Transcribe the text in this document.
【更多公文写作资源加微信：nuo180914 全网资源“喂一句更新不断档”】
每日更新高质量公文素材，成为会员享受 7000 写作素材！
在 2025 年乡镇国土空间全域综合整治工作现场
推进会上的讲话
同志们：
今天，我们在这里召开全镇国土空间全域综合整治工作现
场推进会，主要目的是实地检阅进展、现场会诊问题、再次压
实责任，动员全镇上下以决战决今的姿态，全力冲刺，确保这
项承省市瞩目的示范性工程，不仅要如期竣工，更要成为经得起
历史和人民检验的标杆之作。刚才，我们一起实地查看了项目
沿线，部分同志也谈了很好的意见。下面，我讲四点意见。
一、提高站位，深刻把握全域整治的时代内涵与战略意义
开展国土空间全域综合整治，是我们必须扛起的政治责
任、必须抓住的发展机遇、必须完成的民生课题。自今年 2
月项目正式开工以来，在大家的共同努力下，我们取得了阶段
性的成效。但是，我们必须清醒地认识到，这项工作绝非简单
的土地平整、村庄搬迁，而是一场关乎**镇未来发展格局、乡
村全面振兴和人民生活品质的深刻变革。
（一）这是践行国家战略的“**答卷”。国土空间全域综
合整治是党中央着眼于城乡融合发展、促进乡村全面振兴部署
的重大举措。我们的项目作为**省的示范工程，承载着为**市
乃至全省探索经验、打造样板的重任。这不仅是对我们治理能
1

- WHAT IS ASKED
Type the material above out again, exactly.

- THE ANSWER
Transcribe the text in this document.
【更多公文写作资源加微信：nuo180914 全网资源“喂一句更新不断档”】
每日更新高质量公文素材，成为会员享受 7000 写作素材！
在 2025 年乡镇国土空间全域综合整治工作现场
推进会上的讲话
同志们：
今天，我们在这里召开全镇国土空间全域综合整治工作现
场推进会，主要目的是实地检阅进展、现场会诊问题、再次压
实责任，动员全镇上下以决战决今的姿态，全力冲刺，确保这
项承省市瞩目的示范性工程，不仅要如期竣工，更要成为经得起
历史和人民检验的标杆之作。刚才，我们一起实地查看了项目
沿线，部分同志也谈了很好的意见。下面，我讲四点意见。
一、提高站位，深刻把握全域整治的时代内涵与战略意义
开展国土空间全域综合整治，是我们必须扛起的政治责
任、必须抓住的发展机遇、必须完成的民生课题。自今年 2
月项目正式开工以来，在大家的共同努力下，我们取得了阶段
性的成效。但是，我们必须清醒地认识到，这项工作绝非简单
的土地平整、村庄搬迁，而是一场关乎**镇未来发展格局、乡
村全面振兴和人民生活品质的深刻变革。
（一）这是践行国家战略的“**答卷”。国土空间全域综
合整治是党中央着眼于城乡融合发展、促进乡村全面振兴部署
的重大举措。我们的项目作为**省的示范工程，承载着为**市
乃至全省探索经验、打造样板的重任。这不仅是对我们治理能
1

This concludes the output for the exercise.